◆ Required work
Locate "Give me the" in the records below, then copy its line and every following line exactly, without the pictures.

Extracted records
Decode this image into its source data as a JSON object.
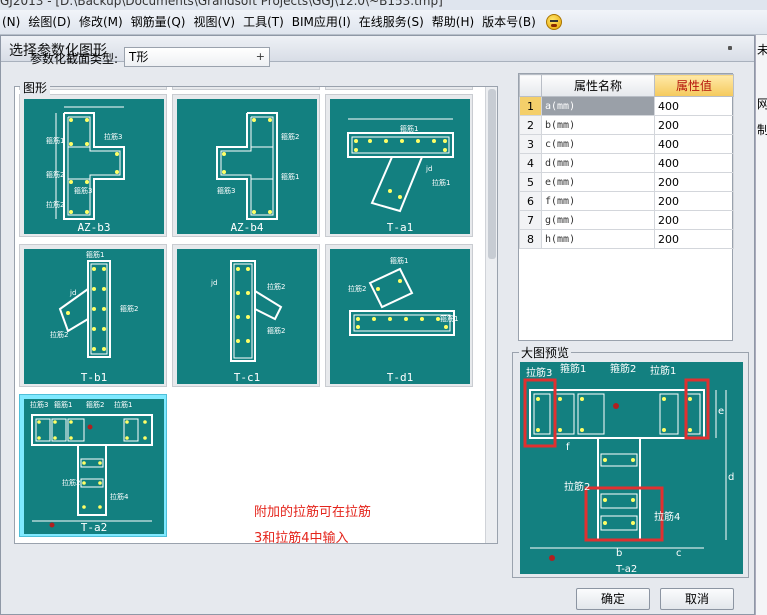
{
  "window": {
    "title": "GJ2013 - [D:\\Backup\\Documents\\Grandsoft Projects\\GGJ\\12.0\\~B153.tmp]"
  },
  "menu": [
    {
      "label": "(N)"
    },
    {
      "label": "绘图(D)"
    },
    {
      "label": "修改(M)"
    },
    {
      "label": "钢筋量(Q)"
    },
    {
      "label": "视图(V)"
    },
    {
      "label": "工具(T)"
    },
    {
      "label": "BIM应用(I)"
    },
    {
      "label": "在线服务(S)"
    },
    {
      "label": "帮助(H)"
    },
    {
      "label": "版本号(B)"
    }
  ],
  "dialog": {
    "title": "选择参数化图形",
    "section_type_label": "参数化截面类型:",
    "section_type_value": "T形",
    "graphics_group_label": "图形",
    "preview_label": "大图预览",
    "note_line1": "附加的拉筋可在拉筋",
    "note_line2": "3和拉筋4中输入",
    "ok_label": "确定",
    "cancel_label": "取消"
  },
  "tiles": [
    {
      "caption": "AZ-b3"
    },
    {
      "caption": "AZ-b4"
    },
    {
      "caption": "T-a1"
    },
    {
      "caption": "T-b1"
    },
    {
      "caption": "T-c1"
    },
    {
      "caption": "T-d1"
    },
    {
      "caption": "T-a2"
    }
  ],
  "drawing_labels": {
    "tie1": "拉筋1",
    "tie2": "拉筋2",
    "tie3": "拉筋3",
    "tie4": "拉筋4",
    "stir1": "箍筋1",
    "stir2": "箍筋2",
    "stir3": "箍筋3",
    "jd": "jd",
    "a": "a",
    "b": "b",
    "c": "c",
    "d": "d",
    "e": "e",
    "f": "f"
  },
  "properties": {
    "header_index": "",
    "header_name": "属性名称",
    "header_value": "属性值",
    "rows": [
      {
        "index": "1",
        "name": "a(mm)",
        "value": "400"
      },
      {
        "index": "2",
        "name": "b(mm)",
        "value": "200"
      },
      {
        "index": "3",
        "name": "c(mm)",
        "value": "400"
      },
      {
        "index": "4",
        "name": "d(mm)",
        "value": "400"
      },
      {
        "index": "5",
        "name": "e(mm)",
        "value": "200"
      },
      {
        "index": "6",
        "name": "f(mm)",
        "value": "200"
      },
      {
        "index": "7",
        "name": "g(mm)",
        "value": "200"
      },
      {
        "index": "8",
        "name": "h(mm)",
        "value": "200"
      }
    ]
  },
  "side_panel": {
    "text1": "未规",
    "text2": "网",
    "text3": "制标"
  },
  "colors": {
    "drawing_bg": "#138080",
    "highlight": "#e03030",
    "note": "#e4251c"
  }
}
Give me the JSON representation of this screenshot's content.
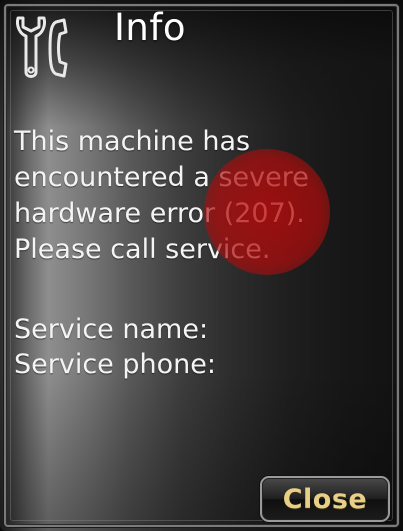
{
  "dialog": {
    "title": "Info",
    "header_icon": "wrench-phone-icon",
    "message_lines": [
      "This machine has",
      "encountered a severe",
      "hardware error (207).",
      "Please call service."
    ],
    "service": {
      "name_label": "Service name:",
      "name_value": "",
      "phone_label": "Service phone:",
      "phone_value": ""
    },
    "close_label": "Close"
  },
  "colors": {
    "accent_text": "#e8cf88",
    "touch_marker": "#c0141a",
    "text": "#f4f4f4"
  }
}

◆ Response
Give me the JSON representation of this screenshot's content.
{
  "dialog": {
    "title": "Info",
    "header_icon": "wrench-phone-icon",
    "message_lines": [
      "This machine has",
      "encountered a severe",
      "hardware error (207).",
      "Please call service."
    ],
    "service": {
      "name_label": "Service name:",
      "name_value": "",
      "phone_label": "Service phone:",
      "phone_value": ""
    },
    "close_label": "Close"
  },
  "colors": {
    "accent_text": "#e8cf88",
    "touch_marker": "#c0141a",
    "text": "#f4f4f4"
  }
}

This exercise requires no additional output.